◆ 取り組む課題 ◆
以下の研究報告のテキスト全体を、一字一句変えずにそのまま出力してください。

◆ 対象テキスト ◆
2023 Fiscal Year Research-status Report
高齢者に多発する「難治性造血障害」と「血圧異常症」の発症機序の解明
Project/Area Number |
22K05549
|
Research Institution | Yamanashi Gakuin University |
Principal Investigator |
許斐 亜紀 山梨学院大学, 健康栄養学部, 准教授 (40529658)
|
Co-Investigator(Kenkyū-buntansha) |
横井 克彦 聖徳大学, 人間栄養学部, 教授 (10200883)

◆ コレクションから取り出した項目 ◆

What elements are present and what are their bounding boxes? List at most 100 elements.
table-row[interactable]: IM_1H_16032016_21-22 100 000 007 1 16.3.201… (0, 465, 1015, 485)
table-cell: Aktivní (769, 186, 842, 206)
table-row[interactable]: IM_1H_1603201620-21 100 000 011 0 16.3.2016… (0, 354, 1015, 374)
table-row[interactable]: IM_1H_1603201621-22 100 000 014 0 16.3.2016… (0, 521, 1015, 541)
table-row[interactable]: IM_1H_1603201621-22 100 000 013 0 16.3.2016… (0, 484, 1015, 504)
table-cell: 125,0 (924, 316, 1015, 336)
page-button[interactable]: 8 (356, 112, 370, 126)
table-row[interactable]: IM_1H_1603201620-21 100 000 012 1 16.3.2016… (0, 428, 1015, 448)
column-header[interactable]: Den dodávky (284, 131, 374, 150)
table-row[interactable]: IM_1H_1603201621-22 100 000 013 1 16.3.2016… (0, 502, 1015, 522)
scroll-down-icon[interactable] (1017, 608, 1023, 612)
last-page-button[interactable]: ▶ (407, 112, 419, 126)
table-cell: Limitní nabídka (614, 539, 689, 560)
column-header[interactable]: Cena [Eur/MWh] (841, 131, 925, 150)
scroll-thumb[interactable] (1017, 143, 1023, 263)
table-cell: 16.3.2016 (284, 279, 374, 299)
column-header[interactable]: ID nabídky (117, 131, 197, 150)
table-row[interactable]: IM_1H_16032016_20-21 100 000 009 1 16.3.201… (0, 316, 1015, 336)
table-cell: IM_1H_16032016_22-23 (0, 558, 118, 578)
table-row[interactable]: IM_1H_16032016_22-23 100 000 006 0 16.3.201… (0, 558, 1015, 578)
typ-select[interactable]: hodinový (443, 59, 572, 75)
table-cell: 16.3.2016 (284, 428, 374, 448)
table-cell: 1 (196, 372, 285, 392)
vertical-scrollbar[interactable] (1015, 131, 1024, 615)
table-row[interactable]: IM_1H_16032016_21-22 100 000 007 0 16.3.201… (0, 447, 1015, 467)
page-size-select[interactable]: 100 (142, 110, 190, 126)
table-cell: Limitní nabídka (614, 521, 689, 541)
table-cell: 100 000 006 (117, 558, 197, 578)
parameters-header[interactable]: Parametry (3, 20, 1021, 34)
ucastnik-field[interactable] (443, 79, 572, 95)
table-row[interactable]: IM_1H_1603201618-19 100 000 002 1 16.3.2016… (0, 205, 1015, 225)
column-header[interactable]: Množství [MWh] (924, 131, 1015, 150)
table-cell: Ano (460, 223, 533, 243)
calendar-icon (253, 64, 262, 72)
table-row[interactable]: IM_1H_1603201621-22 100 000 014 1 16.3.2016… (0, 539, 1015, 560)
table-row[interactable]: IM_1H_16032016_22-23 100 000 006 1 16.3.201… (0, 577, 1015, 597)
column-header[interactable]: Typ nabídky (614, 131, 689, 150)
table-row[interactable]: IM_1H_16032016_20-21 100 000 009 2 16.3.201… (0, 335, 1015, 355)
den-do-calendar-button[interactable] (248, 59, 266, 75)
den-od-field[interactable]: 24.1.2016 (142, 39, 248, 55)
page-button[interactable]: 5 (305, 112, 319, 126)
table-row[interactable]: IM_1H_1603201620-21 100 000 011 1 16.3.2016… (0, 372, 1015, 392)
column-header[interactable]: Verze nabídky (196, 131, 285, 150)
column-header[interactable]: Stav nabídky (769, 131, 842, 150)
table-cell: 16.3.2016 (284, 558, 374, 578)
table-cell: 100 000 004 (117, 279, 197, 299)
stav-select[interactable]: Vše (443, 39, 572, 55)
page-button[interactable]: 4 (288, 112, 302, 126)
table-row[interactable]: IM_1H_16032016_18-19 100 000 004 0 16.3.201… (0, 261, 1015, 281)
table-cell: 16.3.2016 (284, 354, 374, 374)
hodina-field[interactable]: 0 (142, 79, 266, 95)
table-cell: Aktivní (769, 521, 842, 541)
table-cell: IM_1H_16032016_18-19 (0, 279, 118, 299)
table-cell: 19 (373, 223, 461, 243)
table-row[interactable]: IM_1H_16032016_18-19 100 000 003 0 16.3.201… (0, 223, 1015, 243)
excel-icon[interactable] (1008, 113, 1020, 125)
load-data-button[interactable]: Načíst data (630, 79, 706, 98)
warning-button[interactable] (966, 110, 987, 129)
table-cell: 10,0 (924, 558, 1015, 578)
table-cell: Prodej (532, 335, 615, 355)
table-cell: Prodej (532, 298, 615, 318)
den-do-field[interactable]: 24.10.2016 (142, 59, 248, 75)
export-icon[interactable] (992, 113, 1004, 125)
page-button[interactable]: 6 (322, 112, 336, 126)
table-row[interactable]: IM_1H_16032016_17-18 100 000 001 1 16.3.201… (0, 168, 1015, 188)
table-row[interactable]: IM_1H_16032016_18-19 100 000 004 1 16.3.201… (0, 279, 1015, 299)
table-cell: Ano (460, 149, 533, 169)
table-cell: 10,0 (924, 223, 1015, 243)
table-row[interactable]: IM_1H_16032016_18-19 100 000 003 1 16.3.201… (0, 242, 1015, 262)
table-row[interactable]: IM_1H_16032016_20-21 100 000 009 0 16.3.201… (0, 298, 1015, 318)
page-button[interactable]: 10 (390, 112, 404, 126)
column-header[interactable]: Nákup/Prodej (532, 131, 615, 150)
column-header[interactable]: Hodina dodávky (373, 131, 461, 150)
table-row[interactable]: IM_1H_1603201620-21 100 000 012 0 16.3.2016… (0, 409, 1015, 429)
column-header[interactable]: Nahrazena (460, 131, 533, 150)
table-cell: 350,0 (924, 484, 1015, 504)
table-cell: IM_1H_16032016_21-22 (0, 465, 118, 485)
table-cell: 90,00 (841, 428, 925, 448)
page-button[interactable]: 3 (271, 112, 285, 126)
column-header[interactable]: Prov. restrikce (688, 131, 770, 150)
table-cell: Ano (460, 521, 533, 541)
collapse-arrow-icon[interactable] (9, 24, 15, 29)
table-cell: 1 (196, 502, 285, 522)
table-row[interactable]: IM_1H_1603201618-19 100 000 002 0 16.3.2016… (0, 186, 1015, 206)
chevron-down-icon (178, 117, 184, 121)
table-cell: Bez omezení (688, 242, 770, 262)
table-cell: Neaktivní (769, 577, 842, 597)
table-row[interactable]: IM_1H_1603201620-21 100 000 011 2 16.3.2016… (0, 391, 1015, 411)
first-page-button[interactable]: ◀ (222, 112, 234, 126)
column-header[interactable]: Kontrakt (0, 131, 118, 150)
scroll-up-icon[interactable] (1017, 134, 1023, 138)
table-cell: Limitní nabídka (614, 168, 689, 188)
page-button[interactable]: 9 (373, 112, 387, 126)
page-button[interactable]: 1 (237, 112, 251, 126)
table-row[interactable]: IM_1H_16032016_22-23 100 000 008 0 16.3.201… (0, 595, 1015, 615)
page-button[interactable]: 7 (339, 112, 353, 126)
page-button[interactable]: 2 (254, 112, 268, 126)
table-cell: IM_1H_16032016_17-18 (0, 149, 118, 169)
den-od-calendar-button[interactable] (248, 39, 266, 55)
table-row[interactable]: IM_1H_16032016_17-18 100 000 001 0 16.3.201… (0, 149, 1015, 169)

◆ この問題の解答 ◆
2023 Fiscal Year Research-status Report
高齢者に多発する「難治性造血障害」と「血圧異常症」の発症機序の解明
Project/Area Number |
22K05549
|
Research Institution | Yamanashi Gakuin University |
Principal Investigator |
許斐 亜紀 山梨学院大学, 健康栄養学部, 准教授 (40529658)
|
Co-Investigator(Kenkyū-buntansha) |
横井 克彦 聖徳大学, 人間栄養学部, 教授 (10200883)